» TASK GOAL:
Lines that hold the word "Event" should be located and copied.

— Begin DATASET EXCERPTS —

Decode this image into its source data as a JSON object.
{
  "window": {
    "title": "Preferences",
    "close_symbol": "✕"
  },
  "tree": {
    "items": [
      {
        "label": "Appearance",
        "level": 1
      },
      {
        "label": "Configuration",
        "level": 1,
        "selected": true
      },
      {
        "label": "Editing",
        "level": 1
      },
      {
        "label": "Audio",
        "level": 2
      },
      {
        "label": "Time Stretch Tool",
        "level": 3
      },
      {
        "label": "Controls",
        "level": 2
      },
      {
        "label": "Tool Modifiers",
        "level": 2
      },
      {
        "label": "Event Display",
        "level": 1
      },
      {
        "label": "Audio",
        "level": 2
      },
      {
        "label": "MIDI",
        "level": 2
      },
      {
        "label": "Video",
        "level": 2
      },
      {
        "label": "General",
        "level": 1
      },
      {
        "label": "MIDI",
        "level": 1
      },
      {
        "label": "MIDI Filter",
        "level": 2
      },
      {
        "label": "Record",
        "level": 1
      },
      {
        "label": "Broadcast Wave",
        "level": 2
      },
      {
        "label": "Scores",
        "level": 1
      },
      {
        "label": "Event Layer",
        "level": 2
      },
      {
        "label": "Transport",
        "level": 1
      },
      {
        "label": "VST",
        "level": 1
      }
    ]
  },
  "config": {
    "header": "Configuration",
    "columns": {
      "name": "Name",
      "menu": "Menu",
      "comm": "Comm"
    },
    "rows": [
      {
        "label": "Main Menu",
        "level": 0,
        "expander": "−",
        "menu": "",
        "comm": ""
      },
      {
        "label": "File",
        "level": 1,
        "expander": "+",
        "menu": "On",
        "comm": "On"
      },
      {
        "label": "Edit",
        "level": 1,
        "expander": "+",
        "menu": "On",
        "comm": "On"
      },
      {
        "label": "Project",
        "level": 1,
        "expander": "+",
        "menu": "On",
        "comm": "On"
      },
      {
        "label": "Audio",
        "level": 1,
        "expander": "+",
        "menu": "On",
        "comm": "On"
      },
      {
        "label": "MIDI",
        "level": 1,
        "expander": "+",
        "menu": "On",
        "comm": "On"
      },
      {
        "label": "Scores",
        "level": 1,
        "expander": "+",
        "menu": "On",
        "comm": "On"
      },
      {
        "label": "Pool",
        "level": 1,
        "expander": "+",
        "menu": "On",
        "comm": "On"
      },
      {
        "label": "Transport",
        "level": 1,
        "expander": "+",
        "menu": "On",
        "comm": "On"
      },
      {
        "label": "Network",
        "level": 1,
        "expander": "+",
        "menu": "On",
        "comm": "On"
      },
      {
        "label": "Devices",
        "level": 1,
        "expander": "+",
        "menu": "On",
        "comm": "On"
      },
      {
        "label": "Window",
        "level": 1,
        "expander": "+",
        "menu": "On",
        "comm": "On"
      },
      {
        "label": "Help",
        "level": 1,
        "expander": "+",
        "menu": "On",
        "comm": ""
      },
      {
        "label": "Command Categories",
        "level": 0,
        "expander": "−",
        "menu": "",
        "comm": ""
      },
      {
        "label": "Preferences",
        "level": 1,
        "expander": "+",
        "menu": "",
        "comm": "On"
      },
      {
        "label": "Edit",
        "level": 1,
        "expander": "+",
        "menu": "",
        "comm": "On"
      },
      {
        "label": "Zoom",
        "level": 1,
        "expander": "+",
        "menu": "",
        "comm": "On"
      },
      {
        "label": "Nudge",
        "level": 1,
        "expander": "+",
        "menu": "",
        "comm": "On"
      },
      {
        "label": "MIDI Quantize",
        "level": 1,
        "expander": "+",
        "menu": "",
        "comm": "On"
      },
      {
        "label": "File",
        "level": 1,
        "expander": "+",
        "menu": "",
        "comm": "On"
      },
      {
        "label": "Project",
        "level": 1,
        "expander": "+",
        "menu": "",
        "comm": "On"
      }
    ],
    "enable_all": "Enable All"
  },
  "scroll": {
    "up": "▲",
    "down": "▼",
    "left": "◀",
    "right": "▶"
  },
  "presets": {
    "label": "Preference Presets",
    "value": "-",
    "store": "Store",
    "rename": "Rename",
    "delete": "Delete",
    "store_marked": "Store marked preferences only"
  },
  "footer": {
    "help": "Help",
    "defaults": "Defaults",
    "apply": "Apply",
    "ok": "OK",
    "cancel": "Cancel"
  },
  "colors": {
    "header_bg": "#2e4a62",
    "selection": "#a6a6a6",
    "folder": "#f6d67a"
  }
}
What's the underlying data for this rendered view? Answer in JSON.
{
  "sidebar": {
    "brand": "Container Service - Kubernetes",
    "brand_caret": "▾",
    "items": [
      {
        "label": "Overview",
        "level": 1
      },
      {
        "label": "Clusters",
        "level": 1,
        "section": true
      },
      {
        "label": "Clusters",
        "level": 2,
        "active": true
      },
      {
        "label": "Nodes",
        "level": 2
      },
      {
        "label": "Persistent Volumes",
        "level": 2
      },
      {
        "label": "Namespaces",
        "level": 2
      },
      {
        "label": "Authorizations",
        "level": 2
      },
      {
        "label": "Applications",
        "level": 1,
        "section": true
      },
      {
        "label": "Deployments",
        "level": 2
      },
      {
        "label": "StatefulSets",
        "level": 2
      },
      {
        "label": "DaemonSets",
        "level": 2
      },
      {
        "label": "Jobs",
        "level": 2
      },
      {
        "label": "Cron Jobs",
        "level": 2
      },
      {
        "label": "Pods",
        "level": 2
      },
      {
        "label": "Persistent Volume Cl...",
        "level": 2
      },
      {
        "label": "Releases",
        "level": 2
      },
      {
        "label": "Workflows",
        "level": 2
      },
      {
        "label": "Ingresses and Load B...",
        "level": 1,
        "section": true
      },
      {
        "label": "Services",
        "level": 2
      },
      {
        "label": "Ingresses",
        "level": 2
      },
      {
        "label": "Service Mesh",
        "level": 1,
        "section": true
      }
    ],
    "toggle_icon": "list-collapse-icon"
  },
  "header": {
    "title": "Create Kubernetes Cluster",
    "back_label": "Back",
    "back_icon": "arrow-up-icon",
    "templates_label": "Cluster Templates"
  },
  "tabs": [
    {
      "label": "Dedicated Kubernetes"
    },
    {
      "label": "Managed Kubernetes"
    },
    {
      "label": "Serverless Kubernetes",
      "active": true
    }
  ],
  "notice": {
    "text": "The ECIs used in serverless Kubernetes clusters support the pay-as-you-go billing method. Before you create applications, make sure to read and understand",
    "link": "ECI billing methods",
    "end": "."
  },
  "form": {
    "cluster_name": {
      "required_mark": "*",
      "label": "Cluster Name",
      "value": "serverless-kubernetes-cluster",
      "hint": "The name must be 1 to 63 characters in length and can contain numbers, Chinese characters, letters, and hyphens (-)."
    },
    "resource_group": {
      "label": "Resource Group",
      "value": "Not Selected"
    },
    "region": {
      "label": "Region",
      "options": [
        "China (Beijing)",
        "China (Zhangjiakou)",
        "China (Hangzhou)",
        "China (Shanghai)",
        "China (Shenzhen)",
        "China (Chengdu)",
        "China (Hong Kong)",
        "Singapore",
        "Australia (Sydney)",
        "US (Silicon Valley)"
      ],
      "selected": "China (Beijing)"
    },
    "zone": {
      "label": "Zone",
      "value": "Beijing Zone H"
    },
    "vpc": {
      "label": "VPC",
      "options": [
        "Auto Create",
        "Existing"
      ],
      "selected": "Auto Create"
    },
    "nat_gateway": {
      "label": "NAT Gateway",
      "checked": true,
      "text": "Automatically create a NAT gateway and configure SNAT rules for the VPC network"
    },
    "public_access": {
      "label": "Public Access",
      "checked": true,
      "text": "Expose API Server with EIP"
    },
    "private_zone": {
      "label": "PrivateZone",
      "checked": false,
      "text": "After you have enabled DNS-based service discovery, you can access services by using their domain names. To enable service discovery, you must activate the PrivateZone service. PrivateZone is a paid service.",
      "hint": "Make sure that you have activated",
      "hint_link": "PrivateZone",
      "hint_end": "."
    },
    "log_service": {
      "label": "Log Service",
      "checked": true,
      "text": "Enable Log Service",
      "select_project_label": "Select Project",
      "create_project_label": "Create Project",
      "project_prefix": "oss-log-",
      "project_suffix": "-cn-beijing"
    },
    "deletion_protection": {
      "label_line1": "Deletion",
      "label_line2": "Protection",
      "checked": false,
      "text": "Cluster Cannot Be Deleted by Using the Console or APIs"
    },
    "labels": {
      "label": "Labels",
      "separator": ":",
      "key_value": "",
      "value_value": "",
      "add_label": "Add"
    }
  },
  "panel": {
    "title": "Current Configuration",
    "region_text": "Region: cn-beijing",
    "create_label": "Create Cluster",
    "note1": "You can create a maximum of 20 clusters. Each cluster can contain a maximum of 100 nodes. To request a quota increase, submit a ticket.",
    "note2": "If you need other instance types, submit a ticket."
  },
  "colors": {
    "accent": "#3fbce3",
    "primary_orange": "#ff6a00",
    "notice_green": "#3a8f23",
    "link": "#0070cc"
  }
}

— End DATASET EXCERPTS —

» FULL RESPONSE:
        "label": "Event Display",
        "label": "Event Layer",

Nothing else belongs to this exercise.